**Objective:**
Copy out the Aramco IPO article from "In terms of" through "US$2 trillion valuation.", putting "exchange" in place of every "bourse".

**Excerpted text:**
****
Saudi Aramco, the state-owned oil producer of the Kingdom of Saudi Arabia, has raised US$25.6 billion in its much-anticipated initial public offering, propelling the Saudi stock exchange into the top bourses globally.
Saudi Arabian Oil Company, known as Aramco, set the final price of its shares, to be traded on the Tadawul exchange in Riyadh, at 32 riyals (US$8.53) each, at the top end of the expected range and valuing the world's most profitable company at US$1.7 trillion. It received total bids for shares of US$119 billion.
The IPO, which surpassed the US$25 billion record fundraising five years ago in New York by Alibaba Group Holding, the owner of the South China Morning Post, is a landmark achievement for Saudi Crown Prince Mohammed bin Salman and his ambition to overhaul the kingdom's economy.
The Aramco offering moved Tadawul to fourth globally for capital raising this year, with five offerings attracting a combined US$26.6 billion from investors, according to figures from financial data provider Dealogic. It has previously ranked 25th globally.
The Hong Kong stock exchange is number one globally, with 131 listings raising a combined US$37.2 billion this year, according to Dealogic. Alibaba raised US$12.9 billion in a secondary listing in Hong Kong last month, the third biggest technology offering on record behind its own IPO in 2014 and Facebook's IPO two years earlier.
In terms of just IPOs and first time listings, the Saudi bourse moved to second globally after the Hong Kong stock exchange, surpassing both the New York Stock Exchange and Nasdaq, according to financial data provider Refinitiv.
Still, coming at a time when the price of crude oil hovers near a six-month low, the Aramco IPO is a huge step down from the 2016 target of US$100 billion when the prince first floated the idea of the fundraising.
For months, global stock exchanges clamoured for the chance to host Aramco's listing. Hong Kong's Financial Secretary Paul Chan Mo-po pitched for the city's bourse, but the company eventually settled for listing only 1.5 per cent of its shares in Riyadh, after global investors balked at the prince's original target of a US$2 trillion valuation.
The listing of Aramco, a saga that has dragged on for nearly four years, is part of Prince Mohammed's plans to broadly change the country's economy and reduce its reliance on oil.
****
**Data lines:**
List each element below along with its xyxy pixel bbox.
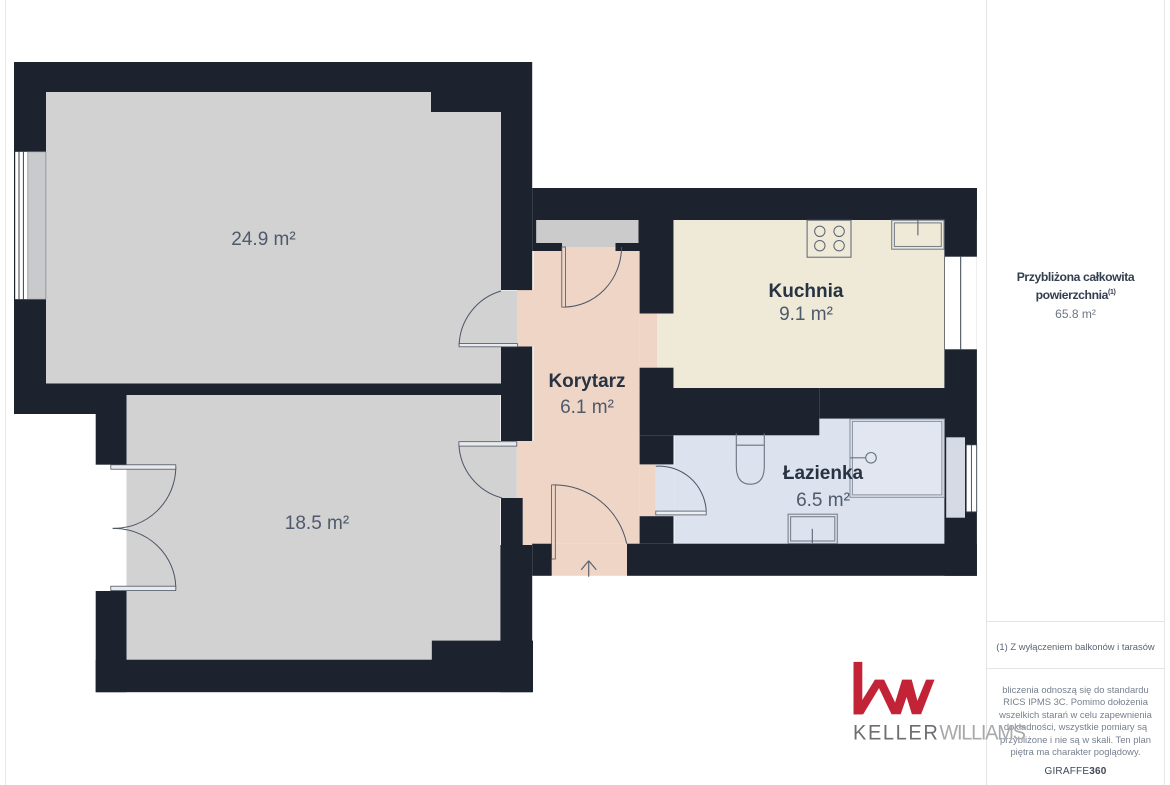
svg-text:KELLERWILLIAMS: KELLERWILLIAMS [853, 721, 1025, 745]
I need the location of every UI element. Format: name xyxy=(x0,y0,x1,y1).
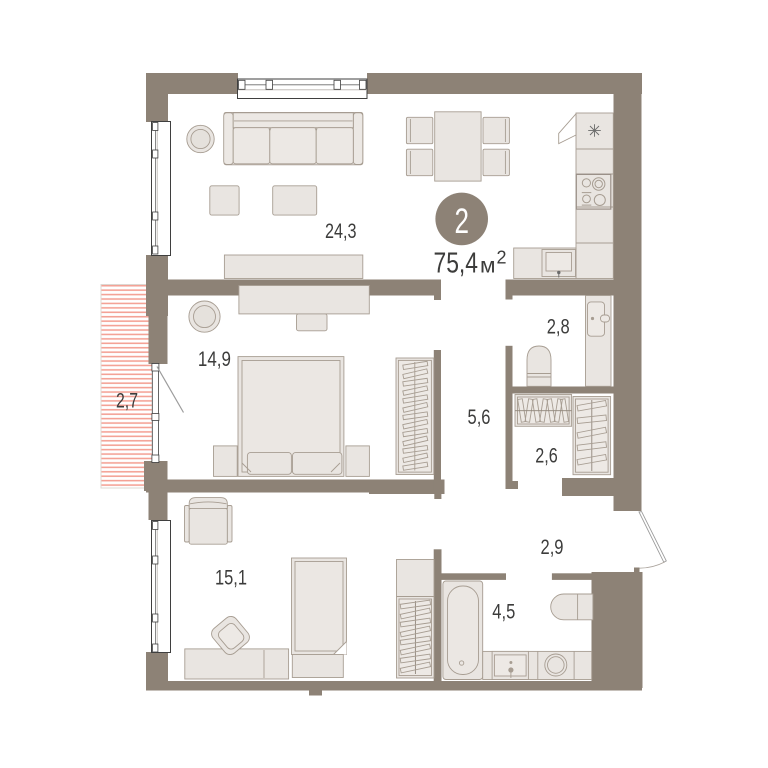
****
**Task response:**
In terms of just IPOs and first time listings, the Saudi exchange moved to second globally after the Hong Kong stock exchange, surpassing both the New York Stock Exchange and Nasdaq, according to financial data provider Refinitiv.
Still, coming at a time when the price of crude oil hovers near a six-month low, the Aramco IPO is a huge step down from the 2016 target of US$100 billion when the prince first floated the idea of the fundraising.
For months, global stock exchanges clamoured for the chance to host Aramco's listing. Hong Kong's Financial Secretary Paul Chan Mo-po pitched for the city's exchange, but the company eventually settled for listing only 1.5 per cent of its shares in Riyadh, after global investors balked at the prince's original target of a US$2 trillion valuation.